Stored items
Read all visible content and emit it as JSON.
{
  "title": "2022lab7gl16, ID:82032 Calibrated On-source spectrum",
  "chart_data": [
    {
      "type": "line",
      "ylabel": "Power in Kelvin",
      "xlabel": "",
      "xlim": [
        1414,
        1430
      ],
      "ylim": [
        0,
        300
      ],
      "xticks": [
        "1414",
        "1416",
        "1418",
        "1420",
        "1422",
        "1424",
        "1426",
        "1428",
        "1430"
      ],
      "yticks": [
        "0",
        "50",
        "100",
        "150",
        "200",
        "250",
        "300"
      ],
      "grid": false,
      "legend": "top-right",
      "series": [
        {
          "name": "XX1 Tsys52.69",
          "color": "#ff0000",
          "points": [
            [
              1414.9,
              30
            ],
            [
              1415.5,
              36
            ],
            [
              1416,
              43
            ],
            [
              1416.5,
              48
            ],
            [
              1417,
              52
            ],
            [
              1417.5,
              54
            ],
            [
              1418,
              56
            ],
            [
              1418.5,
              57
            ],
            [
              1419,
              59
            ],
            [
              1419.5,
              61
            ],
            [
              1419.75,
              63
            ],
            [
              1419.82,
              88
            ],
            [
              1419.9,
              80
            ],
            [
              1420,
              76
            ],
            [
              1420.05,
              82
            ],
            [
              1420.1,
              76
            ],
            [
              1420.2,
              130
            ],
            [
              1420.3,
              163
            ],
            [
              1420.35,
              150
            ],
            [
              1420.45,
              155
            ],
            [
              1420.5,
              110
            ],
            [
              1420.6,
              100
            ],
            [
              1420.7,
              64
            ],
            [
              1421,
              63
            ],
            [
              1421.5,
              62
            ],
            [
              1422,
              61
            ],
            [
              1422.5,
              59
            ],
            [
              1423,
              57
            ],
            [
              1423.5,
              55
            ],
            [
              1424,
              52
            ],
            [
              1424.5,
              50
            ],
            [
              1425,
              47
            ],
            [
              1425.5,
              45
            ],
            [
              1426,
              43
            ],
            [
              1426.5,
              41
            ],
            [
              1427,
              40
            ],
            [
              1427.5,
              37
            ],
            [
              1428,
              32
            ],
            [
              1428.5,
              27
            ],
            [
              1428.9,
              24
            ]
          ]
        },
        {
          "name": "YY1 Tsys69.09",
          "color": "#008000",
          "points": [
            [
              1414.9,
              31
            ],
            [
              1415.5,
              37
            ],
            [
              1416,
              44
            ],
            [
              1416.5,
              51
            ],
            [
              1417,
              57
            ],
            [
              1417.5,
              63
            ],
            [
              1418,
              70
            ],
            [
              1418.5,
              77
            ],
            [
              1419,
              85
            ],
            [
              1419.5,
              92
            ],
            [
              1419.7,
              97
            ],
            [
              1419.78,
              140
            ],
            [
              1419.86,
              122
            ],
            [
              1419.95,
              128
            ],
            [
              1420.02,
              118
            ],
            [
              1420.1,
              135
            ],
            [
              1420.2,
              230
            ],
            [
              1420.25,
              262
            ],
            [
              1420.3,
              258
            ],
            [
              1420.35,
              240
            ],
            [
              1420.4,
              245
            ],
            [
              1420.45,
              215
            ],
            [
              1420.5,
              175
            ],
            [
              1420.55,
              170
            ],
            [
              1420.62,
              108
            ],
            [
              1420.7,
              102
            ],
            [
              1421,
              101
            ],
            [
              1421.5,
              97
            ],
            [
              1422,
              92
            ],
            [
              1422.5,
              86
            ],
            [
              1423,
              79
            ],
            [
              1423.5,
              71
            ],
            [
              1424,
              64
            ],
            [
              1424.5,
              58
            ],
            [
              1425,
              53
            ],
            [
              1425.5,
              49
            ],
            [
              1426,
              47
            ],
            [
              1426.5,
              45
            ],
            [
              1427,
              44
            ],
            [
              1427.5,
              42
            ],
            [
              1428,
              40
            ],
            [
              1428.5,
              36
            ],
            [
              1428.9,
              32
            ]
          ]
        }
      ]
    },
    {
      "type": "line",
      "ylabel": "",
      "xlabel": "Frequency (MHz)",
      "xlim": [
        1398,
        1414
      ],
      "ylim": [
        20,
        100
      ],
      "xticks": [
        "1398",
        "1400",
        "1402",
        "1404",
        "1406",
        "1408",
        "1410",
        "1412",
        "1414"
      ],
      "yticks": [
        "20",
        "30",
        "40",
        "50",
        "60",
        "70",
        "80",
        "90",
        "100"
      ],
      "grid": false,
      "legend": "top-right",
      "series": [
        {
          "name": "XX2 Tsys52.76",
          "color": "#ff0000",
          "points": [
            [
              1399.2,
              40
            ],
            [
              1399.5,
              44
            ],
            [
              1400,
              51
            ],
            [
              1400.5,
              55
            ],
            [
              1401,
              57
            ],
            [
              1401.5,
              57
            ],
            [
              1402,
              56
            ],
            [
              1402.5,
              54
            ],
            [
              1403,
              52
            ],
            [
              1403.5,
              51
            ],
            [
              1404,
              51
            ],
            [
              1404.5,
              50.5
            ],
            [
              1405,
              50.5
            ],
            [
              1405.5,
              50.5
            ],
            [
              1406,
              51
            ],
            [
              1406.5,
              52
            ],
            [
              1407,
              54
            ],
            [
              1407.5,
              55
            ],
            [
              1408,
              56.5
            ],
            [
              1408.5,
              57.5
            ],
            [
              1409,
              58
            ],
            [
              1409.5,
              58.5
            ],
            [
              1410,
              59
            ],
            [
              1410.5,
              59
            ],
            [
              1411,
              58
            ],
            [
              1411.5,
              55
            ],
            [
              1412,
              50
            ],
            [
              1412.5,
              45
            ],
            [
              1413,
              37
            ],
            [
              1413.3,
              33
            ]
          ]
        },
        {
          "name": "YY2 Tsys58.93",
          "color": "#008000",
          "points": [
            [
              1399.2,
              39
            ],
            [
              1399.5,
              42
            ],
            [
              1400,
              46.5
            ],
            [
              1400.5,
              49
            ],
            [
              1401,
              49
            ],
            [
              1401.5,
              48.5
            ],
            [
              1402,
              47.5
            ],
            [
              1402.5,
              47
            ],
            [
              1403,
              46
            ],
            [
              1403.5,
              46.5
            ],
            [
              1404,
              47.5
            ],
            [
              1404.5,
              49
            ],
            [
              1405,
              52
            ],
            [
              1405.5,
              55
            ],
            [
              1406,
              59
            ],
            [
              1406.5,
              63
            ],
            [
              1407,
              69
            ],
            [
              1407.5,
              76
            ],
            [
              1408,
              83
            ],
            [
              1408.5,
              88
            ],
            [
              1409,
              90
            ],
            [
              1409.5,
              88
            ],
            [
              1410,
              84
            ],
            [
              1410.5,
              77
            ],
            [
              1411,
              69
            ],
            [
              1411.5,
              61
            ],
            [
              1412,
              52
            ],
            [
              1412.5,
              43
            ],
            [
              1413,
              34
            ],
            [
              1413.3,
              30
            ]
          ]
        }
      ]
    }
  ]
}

### WHAT YOU WILL DO
Emit the records above again, exactly, with no line skipped.

### SOLUTION
Read all visible content and emit it as JSON.
{
  "title": "2022lab7gl16, ID:82032 Calibrated On-source spectrum",
  "chart_data": [
    {
      "type": "line",
      "ylabel": "Power in Kelvin",
      "xlabel": "",
      "xlim": [
        1414,
        1430
      ],
      "ylim": [
        0,
        300
      ],
      "xticks": [
        "1414",
        "1416",
        "1418",
        "1420",
        "1422",
        "1424",
        "1426",
        "1428",
        "1430"
      ],
      "yticks": [
        "0",
        "50",
        "100",
        "150",
        "200",
        "250",
        "300"
      ],
      "grid": false,
      "legend": "top-right",
      "series": [
        {
          "name": "XX1 Tsys52.69",
          "color": "#ff0000",
          "points": [
            [
              1414.9,
              30
            ],
            [
              1415.5,
              36
            ],
            [
              1416,
              43
            ],
            [
              1416.5,
              48
            ],
            [
              1417,
              52
            ],
            [
              1417.5,
              54
            ],
            [
              1418,
              56
            ],
            [
              1418.5,
              57
            ],
            [
              1419,
              59
            ],
            [
              1419.5,
              61
            ],
            [
              1419.75,
              63
            ],
            [
              1419.82,
              88
            ],
            [
              1419.9,
              80
            ],
            [
              1420,
              76
            ],
            [
              1420.05,
              82
            ],
            [
              1420.1,
              76
            ],
            [
              1420.2,
              130
            ],
            [
              1420.3,
              163
            ],
            [
              1420.35,
              150
            ],
            [
              1420.45,
              155
            ],
            [
              1420.5,
              110
            ],
            [
              1420.6,
              100
            ],
            [
              1420.7,
              64
            ],
            [
              1421,
              63
            ],
            [
              1421.5,
              62
            ],
            [
              1422,
              61
            ],
            [
              1422.5,
              59
            ],
            [
              1423,
              57
            ],
            [
              1423.5,
              55
            ],
            [
              1424,
              52
            ],
            [
              1424.5,
              50
            ],
            [
              1425,
              47
            ],
            [
              1425.5,
              45
            ],
            [
              1426,
              43
            ],
            [
              1426.5,
              41
            ],
            [
              1427,
              40
            ],
            [
              1427.5,
              37
            ],
            [
              1428,
              32
            ],
            [
              1428.5,
              27
            ],
            [
              1428.9,
              24
            ]
          ]
        },
        {
          "name": "YY1 Tsys69.09",
          "color": "#008000",
          "points": [
            [
              1414.9,
              31
            ],
            [
              1415.5,
              37
            ],
            [
              1416,
              44
            ],
            [
              1416.5,
              51
            ],
            [
              1417,
              57
            ],
            [
              1417.5,
              63
            ],
            [
              1418,
              70
            ],
            [
              1418.5,
              77
            ],
            [
              1419,
              85
            ],
            [
              1419.5,
              92
            ],
            [
              1419.7,
              97
            ],
            [
              1419.78,
              140
            ],
            [
              1419.86,
              122
            ],
            [
              1419.95,
              128
            ],
            [
              1420.02,
              118
            ],
            [
              1420.1,
              135
            ],
            [
              1420.2,
              230
            ],
            [
              1420.25,
              262
            ],
            [
              1420.3,
              258
            ],
            [
              1420.35,
              240
            ],
            [
              1420.4,
              245
            ],
            [
              1420.45,
              215
            ],
            [
              1420.5,
              175
            ],
            [
              1420.55,
              170
            ],
            [
              1420.62,
              108
            ],
            [
              1420.7,
              102
            ],
            [
              1421,
              101
            ],
            [
              1421.5,
              97
            ],
            [
              1422,
              92
            ],
            [
              1422.5,
              86
            ],
            [
              1423,
              79
            ],
            [
              1423.5,
              71
            ],
            [
              1424,
              64
            ],
            [
              1424.5,
              58
            ],
            [
              1425,
              53
            ],
            [
              1425.5,
              49
            ],
            [
              1426,
              47
            ],
            [
              1426.5,
              45
            ],
            [
              1427,
              44
            ],
            [
              1427.5,
              42
            ],
            [
              1428,
              40
            ],
            [
              1428.5,
              36
            ],
            [
              1428.9,
              32
            ]
          ]
        }
      ]
    },
    {
      "type": "line",
      "ylabel": "",
      "xlabel": "Frequency (MHz)",
      "xlim": [
        1398,
        1414
      ],
      "ylim": [
        20,
        100
      ],
      "xticks": [
        "1398",
        "1400",
        "1402",
        "1404",
        "1406",
        "1408",
        "1410",
        "1412",
        "1414"
      ],
      "yticks": [
        "20",
        "30",
        "40",
        "50",
        "60",
        "70",
        "80",
        "90",
        "100"
      ],
      "grid": false,
      "legend": "top-right",
      "series": [
        {
          "name": "XX2 Tsys52.76",
          "color": "#ff0000",
          "points": [
            [
              1399.2,
              40
            ],
            [
              1399.5,
              44
            ],
            [
              1400,
              51
            ],
            [
              1400.5,
              55
            ],
            [
              1401,
              57
            ],
            [
              1401.5,
              57
            ],
            [
              1402,
              56
            ],
            [
              1402.5,
              54
            ],
            [
              1403,
              52
            ],
            [
              1403.5,
              51
            ],
            [
              1404,
              51
            ],
            [
              1404.5,
              50.5
            ],
            [
              1405,
              50.5
            ],
            [
              1405.5,
              50.5
            ],
            [
              1406,
              51
            ],
            [
              1406.5,
              52
            ],
            [
              1407,
              54
            ],
            [
              1407.5,
              55
            ],
            [
              1408,
              56.5
            ],
            [
              1408.5,
              57.5
            ],
            [
              1409,
              58
            ],
            [
              1409.5,
              58.5
            ],
            [
              1410,
              59
            ],
            [
              1410.5,
              59
            ],
            [
              1411,
              58
            ],
            [
              1411.5,
              55
            ],
            [
              1412,
              50
            ],
            [
              1412.5,
              45
            ],
            [
              1413,
              37
            ],
            [
              1413.3,
              33
            ]
          ]
        },
        {
          "name": "YY2 Tsys58.93",
          "color": "#008000",
          "points": [
            [
              1399.2,
              39
            ],
            [
              1399.5,
              42
            ],
            [
              1400,
              46.5
            ],
            [
              1400.5,
              49
            ],
            [
              1401,
              49
            ],
            [
              1401.5,
              48.5
            ],
            [
              1402,
              47.5
            ],
            [
              1402.5,
              47
            ],
            [
              1403,
              46
            ],
            [
              1403.5,
              46.5
            ],
            [
              1404,
              47.5
            ],
            [
              1404.5,
              49
            ],
            [
              1405,
              52
            ],
            [
              1405.5,
              55
            ],
            [
              1406,
              59
            ],
            [
              1406.5,
              63
            ],
            [
              1407,
              69
            ],
            [
              1407.5,
              76
            ],
            [
              1408,
              83
            ],
            [
              1408.5,
              88
            ],
            [
              1409,
              90
            ],
            [
              1409.5,
              88
            ],
            [
              1410,
              84
            ],
            [
              1410.5,
              77
            ],
            [
              1411,
              69
            ],
            [
              1411.5,
              61
            ],
            [
              1412,
              52
            ],
            [
              1412.5,
              43
            ],
            [
              1413,
              34
            ],
            [
              1413.3,
              30
            ]
          ]
        }
      ]
    }
  ]
}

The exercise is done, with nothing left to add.